#### EXERCISE GOAL
Each line that follows is to be retyped exactly.

#### RECORDS PROVIDED
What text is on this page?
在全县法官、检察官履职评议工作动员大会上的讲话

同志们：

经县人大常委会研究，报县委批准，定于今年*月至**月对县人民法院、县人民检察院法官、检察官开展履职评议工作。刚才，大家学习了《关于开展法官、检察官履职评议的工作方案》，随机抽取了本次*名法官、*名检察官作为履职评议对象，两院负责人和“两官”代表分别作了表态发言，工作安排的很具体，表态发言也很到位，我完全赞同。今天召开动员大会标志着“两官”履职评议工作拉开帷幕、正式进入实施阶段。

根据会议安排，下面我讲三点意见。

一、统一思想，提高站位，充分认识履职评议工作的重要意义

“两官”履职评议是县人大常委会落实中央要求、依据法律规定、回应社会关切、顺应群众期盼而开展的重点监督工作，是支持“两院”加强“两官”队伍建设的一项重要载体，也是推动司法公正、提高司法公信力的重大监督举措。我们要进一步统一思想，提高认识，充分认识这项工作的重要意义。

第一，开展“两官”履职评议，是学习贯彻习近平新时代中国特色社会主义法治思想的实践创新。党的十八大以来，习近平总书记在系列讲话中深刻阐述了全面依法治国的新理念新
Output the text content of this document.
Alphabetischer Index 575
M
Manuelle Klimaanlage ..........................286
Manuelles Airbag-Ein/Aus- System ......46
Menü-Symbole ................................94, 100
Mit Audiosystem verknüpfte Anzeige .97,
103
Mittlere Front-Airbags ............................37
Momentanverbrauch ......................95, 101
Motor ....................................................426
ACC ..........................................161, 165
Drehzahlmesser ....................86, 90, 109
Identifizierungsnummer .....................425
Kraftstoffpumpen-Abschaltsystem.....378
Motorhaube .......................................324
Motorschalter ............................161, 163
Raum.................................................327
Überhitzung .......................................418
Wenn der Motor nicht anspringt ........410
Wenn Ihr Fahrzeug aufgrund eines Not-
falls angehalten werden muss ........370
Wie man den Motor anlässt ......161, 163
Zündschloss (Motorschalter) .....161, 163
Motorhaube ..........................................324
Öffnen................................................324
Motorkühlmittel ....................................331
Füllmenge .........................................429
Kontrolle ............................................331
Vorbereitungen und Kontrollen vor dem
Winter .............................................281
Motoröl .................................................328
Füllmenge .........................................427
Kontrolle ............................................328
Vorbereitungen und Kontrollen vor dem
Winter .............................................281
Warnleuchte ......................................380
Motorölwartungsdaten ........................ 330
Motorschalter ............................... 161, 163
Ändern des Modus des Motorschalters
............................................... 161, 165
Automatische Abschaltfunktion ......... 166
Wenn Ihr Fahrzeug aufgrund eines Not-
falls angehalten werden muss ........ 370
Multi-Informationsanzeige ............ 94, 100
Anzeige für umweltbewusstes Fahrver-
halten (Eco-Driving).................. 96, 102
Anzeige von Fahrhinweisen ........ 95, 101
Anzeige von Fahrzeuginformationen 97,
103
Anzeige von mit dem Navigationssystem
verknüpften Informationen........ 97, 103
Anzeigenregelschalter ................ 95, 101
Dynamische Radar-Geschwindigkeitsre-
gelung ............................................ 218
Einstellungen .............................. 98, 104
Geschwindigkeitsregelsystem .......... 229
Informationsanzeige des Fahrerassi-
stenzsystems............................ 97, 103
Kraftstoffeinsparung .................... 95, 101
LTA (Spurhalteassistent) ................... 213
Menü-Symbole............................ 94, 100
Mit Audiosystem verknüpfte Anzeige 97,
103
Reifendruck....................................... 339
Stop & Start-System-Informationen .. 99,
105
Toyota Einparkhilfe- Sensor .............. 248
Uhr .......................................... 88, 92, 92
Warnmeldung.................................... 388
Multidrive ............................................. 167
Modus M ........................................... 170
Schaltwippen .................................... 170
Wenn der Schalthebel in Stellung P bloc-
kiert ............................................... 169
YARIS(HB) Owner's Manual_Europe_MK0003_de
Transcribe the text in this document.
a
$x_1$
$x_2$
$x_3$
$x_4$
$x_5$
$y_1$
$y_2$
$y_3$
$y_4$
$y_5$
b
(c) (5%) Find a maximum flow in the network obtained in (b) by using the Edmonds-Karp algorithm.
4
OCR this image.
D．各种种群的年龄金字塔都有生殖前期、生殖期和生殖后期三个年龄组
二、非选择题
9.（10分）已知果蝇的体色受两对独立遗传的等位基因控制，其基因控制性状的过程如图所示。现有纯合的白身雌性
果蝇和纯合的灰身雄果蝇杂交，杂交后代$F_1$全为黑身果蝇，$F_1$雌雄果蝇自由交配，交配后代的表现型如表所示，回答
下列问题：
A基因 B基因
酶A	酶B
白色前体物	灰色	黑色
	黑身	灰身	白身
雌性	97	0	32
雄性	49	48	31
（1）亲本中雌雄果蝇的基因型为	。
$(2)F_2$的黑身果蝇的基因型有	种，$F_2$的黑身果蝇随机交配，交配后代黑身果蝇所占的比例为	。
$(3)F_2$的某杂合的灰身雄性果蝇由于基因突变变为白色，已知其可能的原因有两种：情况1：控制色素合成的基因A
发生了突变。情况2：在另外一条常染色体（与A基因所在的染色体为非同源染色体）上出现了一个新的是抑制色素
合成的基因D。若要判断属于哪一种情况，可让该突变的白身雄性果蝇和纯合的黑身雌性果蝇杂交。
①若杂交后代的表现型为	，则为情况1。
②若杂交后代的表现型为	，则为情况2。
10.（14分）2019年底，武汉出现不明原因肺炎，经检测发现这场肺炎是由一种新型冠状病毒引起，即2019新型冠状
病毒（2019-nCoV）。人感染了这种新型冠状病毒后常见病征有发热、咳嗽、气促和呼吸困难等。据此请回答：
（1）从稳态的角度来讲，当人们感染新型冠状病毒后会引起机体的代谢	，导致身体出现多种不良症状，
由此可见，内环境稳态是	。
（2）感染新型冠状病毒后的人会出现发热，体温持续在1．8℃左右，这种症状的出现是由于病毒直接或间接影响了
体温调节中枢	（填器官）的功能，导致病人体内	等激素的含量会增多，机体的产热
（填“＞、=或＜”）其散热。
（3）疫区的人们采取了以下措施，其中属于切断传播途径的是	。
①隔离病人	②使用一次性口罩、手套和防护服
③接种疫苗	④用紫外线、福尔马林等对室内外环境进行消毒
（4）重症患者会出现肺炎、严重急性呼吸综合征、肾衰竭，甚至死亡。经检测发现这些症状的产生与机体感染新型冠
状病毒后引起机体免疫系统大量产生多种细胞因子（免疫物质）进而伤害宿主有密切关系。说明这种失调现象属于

#### RESPONSE FOR THIS EXERCISE
What text is on this page?
在全县法官、检察官履职评议工作动员大会上的讲话

同志们：

经县人大常委会研究，报县委批准，定于今年*月至**月对县人民法院、县人民检察院法官、检察官开展履职评议工作。刚才，大家学习了《关于开展法官、检察官履职评议的工作方案》，随机抽取了本次*名法官、*名检察官作为履职评议对象，两院负责人和“两官”代表分别作了表态发言，工作安排的很具体，表态发言也很到位，我完全赞同。今天召开动员大会标志着“两官”履职评议工作拉开帷幕、正式进入实施阶段。

根据会议安排，下面我讲三点意见。

一、统一思想，提高站位，充分认识履职评议工作的重要意义

“两官”履职评议是县人大常委会落实中央要求、依据法律规定、回应社会关切、顺应群众期盼而开展的重点监督工作，是支持“两院”加强“两官”队伍建设的一项重要载体，也是推动司法公正、提高司法公信力的重大监督举措。我们要进一步统一思想，提高认识，充分认识这项工作的重要意义。

第一，开展“两官”履职评议，是学习贯彻习近平新时代中国特色社会主义法治思想的实践创新。党的十八大以来，习近平总书记在系列讲话中深刻阐述了全面依法治国的新理念新
Output the text content of this document.
Alphabetischer Index 575
M
Manuelle Klimaanlage ..........................286
Manuelles Airbag-Ein/Aus- System ......46
Menü-Symbole ................................94, 100
Mit Audiosystem verknüpfte Anzeige .97,
103
Mittlere Front-Airbags ............................37
Momentanverbrauch ......................95, 101
Motor ....................................................426
ACC ..........................................161, 165
Drehzahlmesser ....................86, 90, 109
Identifizierungsnummer .....................425
Kraftstoffpumpen-Abschaltsystem.....378
Motorhaube .......................................324
Motorschalter ............................161, 163
Raum.................................................327
Überhitzung .......................................418
Wenn der Motor nicht anspringt ........410
Wenn Ihr Fahrzeug aufgrund eines Not-
falls angehalten werden muss ........370
Wie man den Motor anlässt ......161, 163
Zündschloss (Motorschalter) .....161, 163
Motorhaube ..........................................324
Öffnen................................................324
Motorkühlmittel ....................................331
Füllmenge .........................................429
Kontrolle ............................................331
Vorbereitungen und Kontrollen vor dem
Winter .............................................281
Motoröl .................................................328
Füllmenge .........................................427
Kontrolle ............................................328
Vorbereitungen und Kontrollen vor dem
Winter .............................................281
Warnleuchte ......................................380
Motorölwartungsdaten ........................ 330
Motorschalter ............................... 161, 163
Ändern des Modus des Motorschalters
............................................... 161, 165
Automatische Abschaltfunktion ......... 166
Wenn Ihr Fahrzeug aufgrund eines Not-
falls angehalten werden muss ........ 370
Multi-Informationsanzeige ............ 94, 100
Anzeige für umweltbewusstes Fahrver-
halten (Eco-Driving).................. 96, 102
Anzeige von Fahrhinweisen ........ 95, 101
Anzeige von Fahrzeuginformationen 97,
103
Anzeige von mit dem Navigationssystem
verknüpften Informationen........ 97, 103
Anzeigenregelschalter ................ 95, 101
Dynamische Radar-Geschwindigkeitsre-
gelung ............................................ 218
Einstellungen .............................. 98, 104
Geschwindigkeitsregelsystem .......... 229
Informationsanzeige des Fahrerassi-
stenzsystems............................ 97, 103
Kraftstoffeinsparung .................... 95, 101
LTA (Spurhalteassistent) ................... 213
Menü-Symbole............................ 94, 100
Mit Audiosystem verknüpfte Anzeige 97,
103
Reifendruck....................................... 339
Stop & Start-System-Informationen .. 99,
105
Toyota Einparkhilfe- Sensor .............. 248
Uhr .......................................... 88, 92, 92
Warnmeldung.................................... 388
Multidrive ............................................. 167
Modus M ........................................... 170
Schaltwippen .................................... 170
Wenn der Schalthebel in Stellung P bloc-
kiert ............................................... 169
YARIS(HB) Owner's Manual_Europe_MK0003_de
Transcribe the text in this document.
a
$x_1$
$x_2$
$x_3$
$x_4$
$x_5$
$y_1$
$y_2$
$y_3$
$y_4$
$y_5$
b
(c) (5%) Find a maximum flow in the network obtained in (b) by using the Edmonds-Karp algorithm.
4
OCR this image.
D．各种种群的年龄金字塔都有生殖前期、生殖期和生殖后期三个年龄组
二、非选择题
9.（10分）已知果蝇的体色受两对独立遗传的等位基因控制，其基因控制性状的过程如图所示。现有纯合的白身雌性
果蝇和纯合的灰身雄果蝇杂交，杂交后代$F_1$全为黑身果蝇，$F_1$雌雄果蝇自由交配，交配后代的表现型如表所示，回答
下列问题：
A基因 B基因
酶A	酶B
白色前体物	灰色	黑色
	黑身	灰身	白身
雌性	97	0	32
雄性	49	48	31
（1）亲本中雌雄果蝇的基因型为	。
$(2)F_2$的黑身果蝇的基因型有	种，$F_2$的黑身果蝇随机交配，交配后代黑身果蝇所占的比例为	。
$(3)F_2$的某杂合的灰身雄性果蝇由于基因突变变为白色，已知其可能的原因有两种：情况1：控制色素合成的基因A
发生了突变。情况2：在另外一条常染色体（与A基因所在的染色体为非同源染色体）上出现了一个新的是抑制色素
合成的基因D。若要判断属于哪一种情况，可让该突变的白身雄性果蝇和纯合的黑身雌性果蝇杂交。
①若杂交后代的表现型为	，则为情况1。
②若杂交后代的表现型为	，则为情况2。
10.（14分）2019年底，武汉出现不明原因肺炎，经检测发现这场肺炎是由一种新型冠状病毒引起，即2019新型冠状
病毒（2019-nCoV）。人感染了这种新型冠状病毒后常见病征有发热、咳嗽、气促和呼吸困难等。据此请回答：
（1）从稳态的角度来讲，当人们感染新型冠状病毒后会引起机体的代谢	，导致身体出现多种不良症状，
由此可见，内环境稳态是	。
（2）感染新型冠状病毒后的人会出现发热，体温持续在1．8℃左右，这种症状的出现是由于病毒直接或间接影响了
体温调节中枢	（填器官）的功能，导致病人体内	等激素的含量会增多，机体的产热
（填“＞、=或＜”）其散热。
（3）疫区的人们采取了以下措施，其中属于切断传播途径的是	。
①隔离病人	②使用一次性口罩、手套和防护服
③接种疫苗	④用紫外线、福尔马林等对室内外环境进行消毒
（4）重症患者会出现肺炎、严重急性呼吸综合征、肾衰竭，甚至死亡。经检测发现这些症状的产生与机体感染新型冠
状病毒后引起机体免疫系统大量产生多种细胞因子（免疫物质）进而伤害宿主有密切关系。说明这种失调现象属于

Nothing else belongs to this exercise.